## Start Exercise material

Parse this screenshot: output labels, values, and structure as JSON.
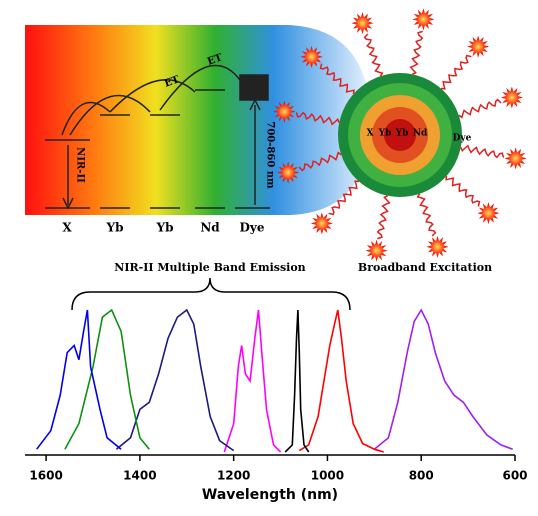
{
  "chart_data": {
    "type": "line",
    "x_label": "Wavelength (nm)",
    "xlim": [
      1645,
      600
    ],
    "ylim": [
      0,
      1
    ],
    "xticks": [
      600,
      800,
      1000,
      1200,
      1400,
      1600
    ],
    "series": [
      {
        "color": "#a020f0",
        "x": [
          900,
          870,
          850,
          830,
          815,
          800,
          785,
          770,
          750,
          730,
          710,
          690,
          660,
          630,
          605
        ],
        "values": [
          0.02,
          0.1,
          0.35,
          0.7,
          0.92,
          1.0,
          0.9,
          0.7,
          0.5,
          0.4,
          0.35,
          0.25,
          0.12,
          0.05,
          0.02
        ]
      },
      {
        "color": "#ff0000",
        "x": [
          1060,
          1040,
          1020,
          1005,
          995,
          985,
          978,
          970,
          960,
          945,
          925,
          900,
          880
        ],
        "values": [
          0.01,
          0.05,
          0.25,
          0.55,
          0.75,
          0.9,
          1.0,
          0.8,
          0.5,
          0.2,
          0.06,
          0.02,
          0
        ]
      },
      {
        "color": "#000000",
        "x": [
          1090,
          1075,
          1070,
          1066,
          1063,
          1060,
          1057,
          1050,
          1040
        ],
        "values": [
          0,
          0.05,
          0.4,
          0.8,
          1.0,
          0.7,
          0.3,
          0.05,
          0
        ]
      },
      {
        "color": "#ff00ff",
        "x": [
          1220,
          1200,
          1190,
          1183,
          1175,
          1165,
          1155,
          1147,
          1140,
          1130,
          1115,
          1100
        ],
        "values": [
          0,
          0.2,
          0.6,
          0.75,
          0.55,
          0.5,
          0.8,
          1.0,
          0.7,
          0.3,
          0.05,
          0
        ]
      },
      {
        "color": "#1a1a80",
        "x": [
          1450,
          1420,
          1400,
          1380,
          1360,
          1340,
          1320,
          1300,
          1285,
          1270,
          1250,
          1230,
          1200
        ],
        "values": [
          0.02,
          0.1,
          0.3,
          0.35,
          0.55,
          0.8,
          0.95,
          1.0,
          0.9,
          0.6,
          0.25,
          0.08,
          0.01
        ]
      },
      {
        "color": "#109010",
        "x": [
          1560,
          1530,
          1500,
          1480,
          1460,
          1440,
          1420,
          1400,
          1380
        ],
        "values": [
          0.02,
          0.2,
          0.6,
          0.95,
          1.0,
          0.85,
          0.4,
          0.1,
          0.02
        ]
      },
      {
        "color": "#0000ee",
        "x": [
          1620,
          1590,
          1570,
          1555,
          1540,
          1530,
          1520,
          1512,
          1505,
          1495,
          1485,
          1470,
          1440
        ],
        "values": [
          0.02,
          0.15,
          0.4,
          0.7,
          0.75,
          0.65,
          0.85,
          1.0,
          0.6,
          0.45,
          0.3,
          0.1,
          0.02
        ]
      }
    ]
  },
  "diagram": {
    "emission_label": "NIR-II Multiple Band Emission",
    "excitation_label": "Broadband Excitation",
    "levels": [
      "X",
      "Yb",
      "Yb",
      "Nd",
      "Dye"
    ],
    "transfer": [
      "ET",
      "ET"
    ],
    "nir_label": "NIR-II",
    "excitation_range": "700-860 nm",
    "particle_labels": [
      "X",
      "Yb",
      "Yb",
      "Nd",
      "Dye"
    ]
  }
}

## End Exercise material
## Start Exercise material

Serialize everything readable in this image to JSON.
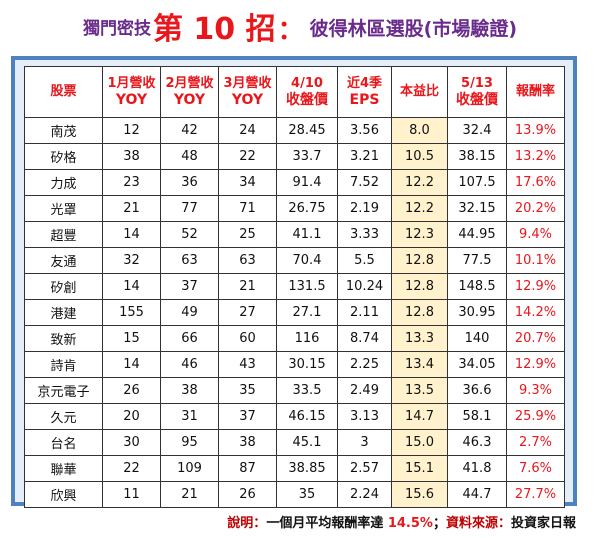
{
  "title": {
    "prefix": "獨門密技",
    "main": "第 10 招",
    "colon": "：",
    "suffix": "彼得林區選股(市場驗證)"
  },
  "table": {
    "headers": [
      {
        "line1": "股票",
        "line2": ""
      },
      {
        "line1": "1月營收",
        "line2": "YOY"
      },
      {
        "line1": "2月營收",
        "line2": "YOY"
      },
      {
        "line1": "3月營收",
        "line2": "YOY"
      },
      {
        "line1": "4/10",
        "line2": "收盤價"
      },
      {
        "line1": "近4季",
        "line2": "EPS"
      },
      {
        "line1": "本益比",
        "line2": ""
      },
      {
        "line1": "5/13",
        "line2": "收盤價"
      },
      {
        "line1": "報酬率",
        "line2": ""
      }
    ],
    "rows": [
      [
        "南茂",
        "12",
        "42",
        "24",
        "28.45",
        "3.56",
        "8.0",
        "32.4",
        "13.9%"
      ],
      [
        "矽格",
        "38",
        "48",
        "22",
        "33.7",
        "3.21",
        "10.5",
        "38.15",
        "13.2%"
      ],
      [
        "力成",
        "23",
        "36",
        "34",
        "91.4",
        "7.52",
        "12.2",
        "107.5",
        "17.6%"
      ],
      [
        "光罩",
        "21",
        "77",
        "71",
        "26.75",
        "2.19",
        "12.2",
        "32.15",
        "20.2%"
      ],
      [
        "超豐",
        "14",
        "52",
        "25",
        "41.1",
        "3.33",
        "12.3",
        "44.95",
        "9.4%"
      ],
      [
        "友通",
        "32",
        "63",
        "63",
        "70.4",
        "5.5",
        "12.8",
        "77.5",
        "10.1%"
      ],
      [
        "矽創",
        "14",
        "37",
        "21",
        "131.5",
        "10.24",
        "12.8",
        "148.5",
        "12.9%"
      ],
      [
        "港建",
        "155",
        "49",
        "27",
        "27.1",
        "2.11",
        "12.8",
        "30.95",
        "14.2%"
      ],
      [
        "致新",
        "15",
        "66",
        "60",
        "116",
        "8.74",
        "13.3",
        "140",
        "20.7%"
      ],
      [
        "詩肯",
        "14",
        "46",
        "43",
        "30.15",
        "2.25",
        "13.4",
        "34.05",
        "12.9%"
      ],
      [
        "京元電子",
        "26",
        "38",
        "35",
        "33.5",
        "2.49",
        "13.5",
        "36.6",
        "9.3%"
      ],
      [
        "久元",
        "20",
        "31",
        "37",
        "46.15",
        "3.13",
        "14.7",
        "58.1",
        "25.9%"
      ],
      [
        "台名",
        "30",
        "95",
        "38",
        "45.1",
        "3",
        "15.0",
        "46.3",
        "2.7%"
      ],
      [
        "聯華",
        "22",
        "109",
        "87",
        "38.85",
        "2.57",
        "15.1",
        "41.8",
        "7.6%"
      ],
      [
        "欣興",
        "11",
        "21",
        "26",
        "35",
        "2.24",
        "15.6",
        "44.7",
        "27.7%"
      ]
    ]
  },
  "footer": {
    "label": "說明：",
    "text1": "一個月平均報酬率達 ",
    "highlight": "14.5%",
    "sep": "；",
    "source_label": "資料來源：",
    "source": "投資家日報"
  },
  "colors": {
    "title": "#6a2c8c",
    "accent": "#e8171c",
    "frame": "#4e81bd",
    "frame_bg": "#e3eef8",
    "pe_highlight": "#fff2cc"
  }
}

## End Exercise material

- _Given instruction_
The required output is the number of lines containing the word "this", and nothing besides.

- _Exercise result_
2